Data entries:
** BEGIN **
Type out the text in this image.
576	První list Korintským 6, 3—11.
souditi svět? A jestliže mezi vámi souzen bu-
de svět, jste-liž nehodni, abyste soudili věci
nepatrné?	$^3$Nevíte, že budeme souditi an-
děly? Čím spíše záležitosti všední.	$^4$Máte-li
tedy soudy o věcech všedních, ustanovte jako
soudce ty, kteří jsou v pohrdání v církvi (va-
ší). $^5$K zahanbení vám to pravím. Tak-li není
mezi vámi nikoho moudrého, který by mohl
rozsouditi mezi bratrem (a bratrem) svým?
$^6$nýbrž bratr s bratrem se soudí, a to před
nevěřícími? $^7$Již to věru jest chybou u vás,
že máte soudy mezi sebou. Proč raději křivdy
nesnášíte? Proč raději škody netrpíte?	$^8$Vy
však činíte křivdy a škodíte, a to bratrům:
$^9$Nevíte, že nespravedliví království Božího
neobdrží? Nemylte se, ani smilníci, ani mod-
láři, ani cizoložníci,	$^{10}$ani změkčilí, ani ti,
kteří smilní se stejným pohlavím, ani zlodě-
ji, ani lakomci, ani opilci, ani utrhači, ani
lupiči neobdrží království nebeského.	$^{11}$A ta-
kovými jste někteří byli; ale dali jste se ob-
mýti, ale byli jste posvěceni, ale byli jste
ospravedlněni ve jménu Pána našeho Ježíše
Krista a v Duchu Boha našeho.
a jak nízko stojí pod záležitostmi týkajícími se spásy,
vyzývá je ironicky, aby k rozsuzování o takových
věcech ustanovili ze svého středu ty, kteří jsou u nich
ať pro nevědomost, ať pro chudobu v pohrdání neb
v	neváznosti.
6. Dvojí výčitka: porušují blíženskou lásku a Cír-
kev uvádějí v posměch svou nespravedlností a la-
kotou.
** END **
** BEGIN **
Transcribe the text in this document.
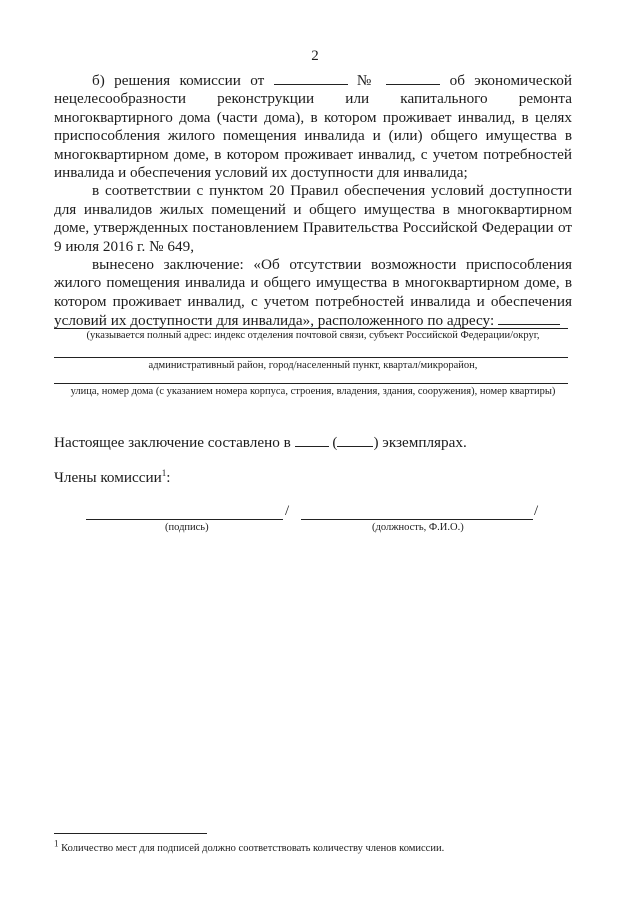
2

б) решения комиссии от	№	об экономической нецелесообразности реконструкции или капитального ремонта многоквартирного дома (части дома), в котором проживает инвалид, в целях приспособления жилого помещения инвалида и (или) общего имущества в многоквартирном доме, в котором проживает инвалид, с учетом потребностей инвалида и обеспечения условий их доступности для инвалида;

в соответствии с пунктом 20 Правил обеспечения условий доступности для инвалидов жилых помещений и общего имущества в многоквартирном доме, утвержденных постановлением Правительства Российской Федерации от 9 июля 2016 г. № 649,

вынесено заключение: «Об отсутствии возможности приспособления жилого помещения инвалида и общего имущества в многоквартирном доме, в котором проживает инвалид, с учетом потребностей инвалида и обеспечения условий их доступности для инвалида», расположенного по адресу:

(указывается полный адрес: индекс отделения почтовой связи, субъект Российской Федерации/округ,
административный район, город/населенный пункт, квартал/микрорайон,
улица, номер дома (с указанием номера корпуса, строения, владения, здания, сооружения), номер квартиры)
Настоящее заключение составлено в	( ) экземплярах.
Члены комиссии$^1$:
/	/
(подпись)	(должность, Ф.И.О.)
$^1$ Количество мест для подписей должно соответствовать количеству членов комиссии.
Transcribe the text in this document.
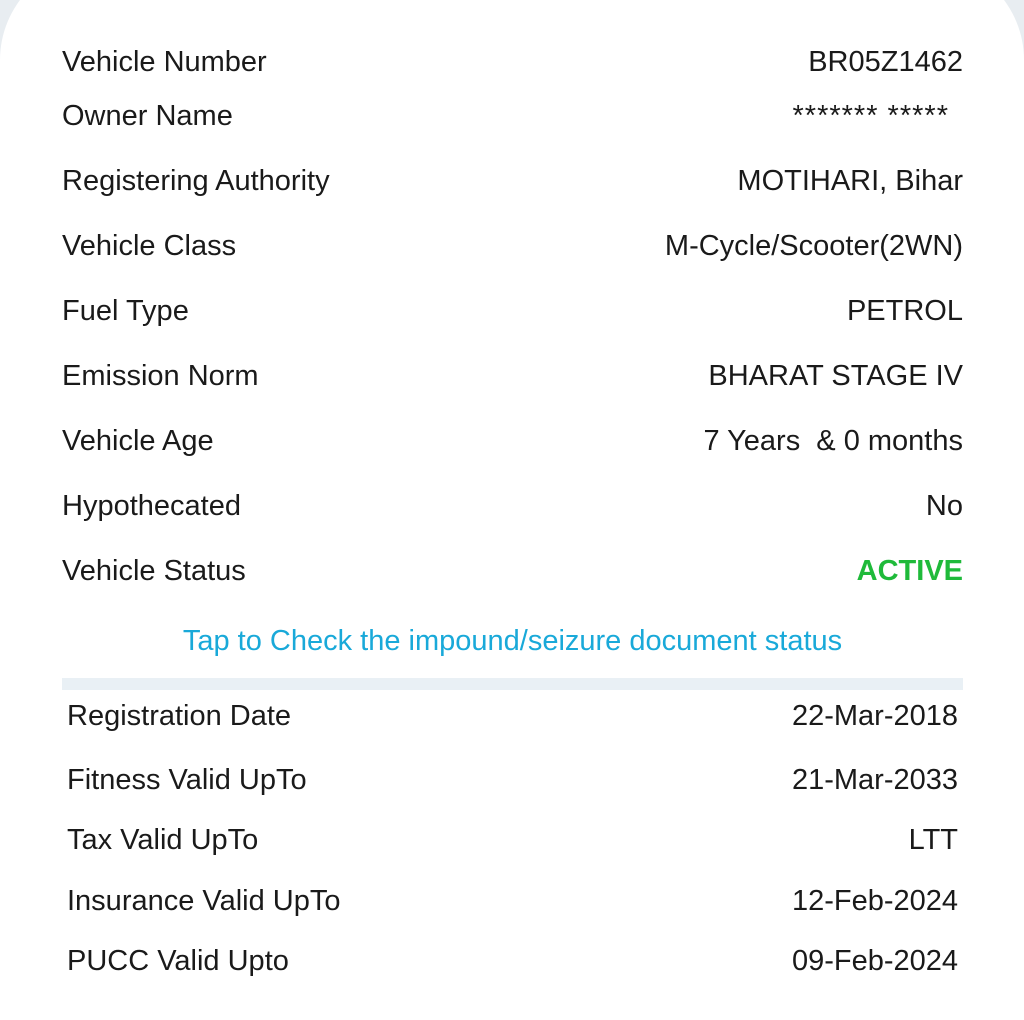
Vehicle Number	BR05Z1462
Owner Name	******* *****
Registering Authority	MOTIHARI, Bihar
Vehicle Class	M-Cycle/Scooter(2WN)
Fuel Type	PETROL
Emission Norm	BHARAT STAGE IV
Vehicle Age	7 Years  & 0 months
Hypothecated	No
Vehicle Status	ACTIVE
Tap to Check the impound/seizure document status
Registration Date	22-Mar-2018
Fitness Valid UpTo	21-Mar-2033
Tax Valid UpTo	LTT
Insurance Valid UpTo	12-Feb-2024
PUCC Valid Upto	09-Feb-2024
** END **
» Exercise instructions:
Copy all lines from the listing that contain "многоквартирном".

» The result:
б) решения комиссии от	№	об экономической нецелесообразности реконструкции или капитального ремонта многоквартирного дома (части дома), в котором проживает инвалид, в целях приспособления жилого помещения инвалида и (или) общего имущества в многоквартирном доме, в котором проживает инвалид, с учетом потребностей инвалида и обеспечения условий их доступности для инвалида;
в соответствии с пунктом 20 Правил обеспечения условий доступности для инвалидов жилых помещений и общего имущества в многоквартирном доме, утвержденных постановлением Правительства Российской Федерации от 9 июля 2016 г. № 649,
вынесено заключение: «Об отсутствии возможности приспособления жилого помещения инвалида и общего имущества в многоквартирном доме, в котором проживает инвалид, с учетом потребностей инвалида и обеспечения условий их доступности для инвалида», расположенного по адресу:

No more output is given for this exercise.